## PROBLEM REQUIREMENTS
Of the lines listed below, how many contain the string "Nebraska"? Answer with the number alone.

## SUPPLIED MATERIAL
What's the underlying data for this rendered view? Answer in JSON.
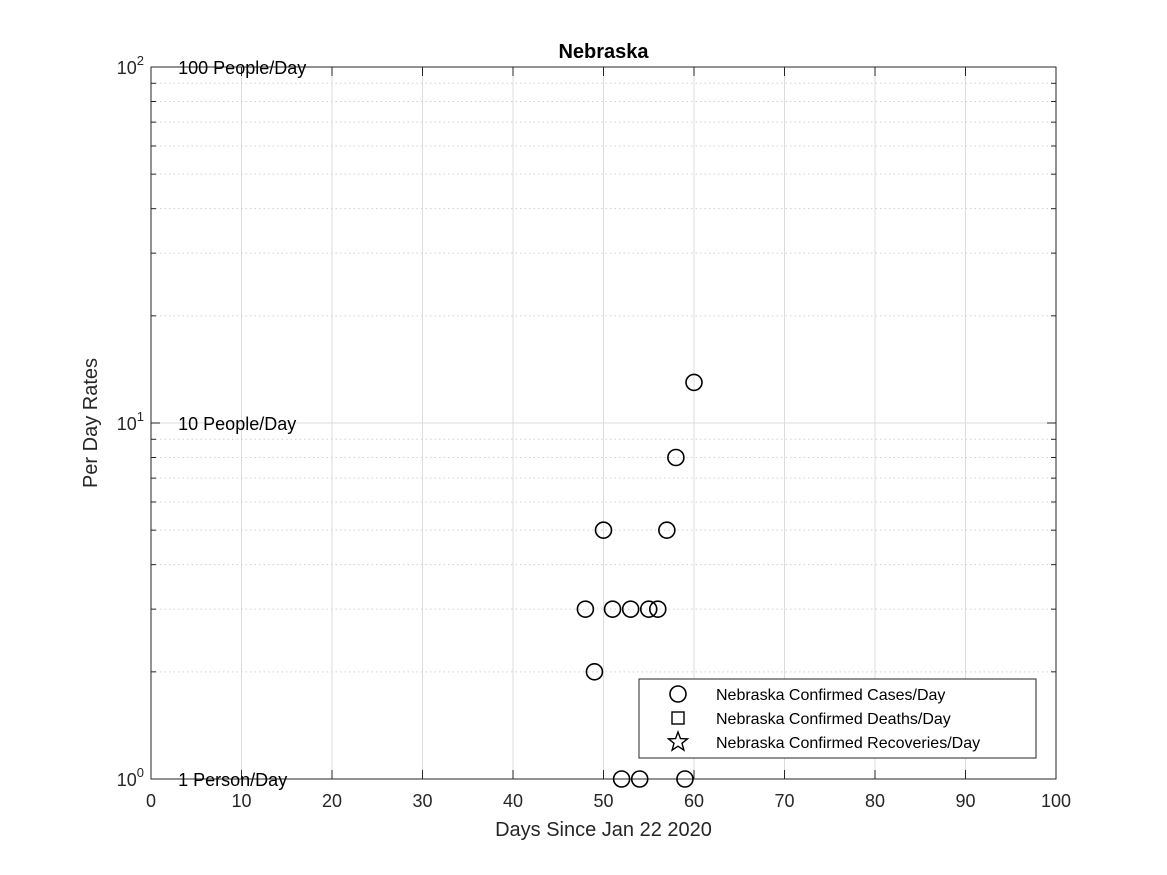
{
  "chart_data": {
    "type": "scatter",
    "title": "Nebraska",
    "xlabel": "Days Since Jan 22 2020",
    "ylabel": "Per Day Rates",
    "xlim": [
      0,
      100
    ],
    "ylim": [
      1,
      100
    ],
    "yscale": "log",
    "grid": true,
    "x_ticks": [
      0,
      10,
      20,
      30,
      40,
      50,
      60,
      70,
      80,
      90,
      100
    ],
    "y_tick_bases": [
      "10",
      "10",
      "10"
    ],
    "y_tick_exponents": [
      "0",
      "1",
      "2"
    ],
    "y_tick_values": [
      1,
      10,
      100
    ],
    "annotations": [
      {
        "text": "1 Person/Day",
        "x": 3,
        "y": 1
      },
      {
        "text": "10 People/Day",
        "x": 3,
        "y": 10
      },
      {
        "text": "100 People/Day",
        "x": 3,
        "y": 100
      }
    ],
    "legend_position": "bottom-right",
    "series": [
      {
        "name": "Nebraska Confirmed Cases/Day",
        "marker": "circle",
        "points": [
          {
            "x": 48,
            "y": 3
          },
          {
            "x": 49,
            "y": 2
          },
          {
            "x": 50,
            "y": 5
          },
          {
            "x": 51,
            "y": 3
          },
          {
            "x": 52,
            "y": 1
          },
          {
            "x": 53,
            "y": 3
          },
          {
            "x": 54,
            "y": 1
          },
          {
            "x": 55,
            "y": 3
          },
          {
            "x": 56,
            "y": 3
          },
          {
            "x": 57,
            "y": 5
          },
          {
            "x": 58,
            "y": 8
          },
          {
            "x": 59,
            "y": 1
          },
          {
            "x": 60,
            "y": 13
          }
        ]
      },
      {
        "name": "Nebraska Confirmed Deaths/Day",
        "marker": "square",
        "points": []
      },
      {
        "name": "Nebraska Confirmed Recoveries/Day",
        "marker": "star",
        "points": []
      }
    ]
  }
}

## OUTPUT
4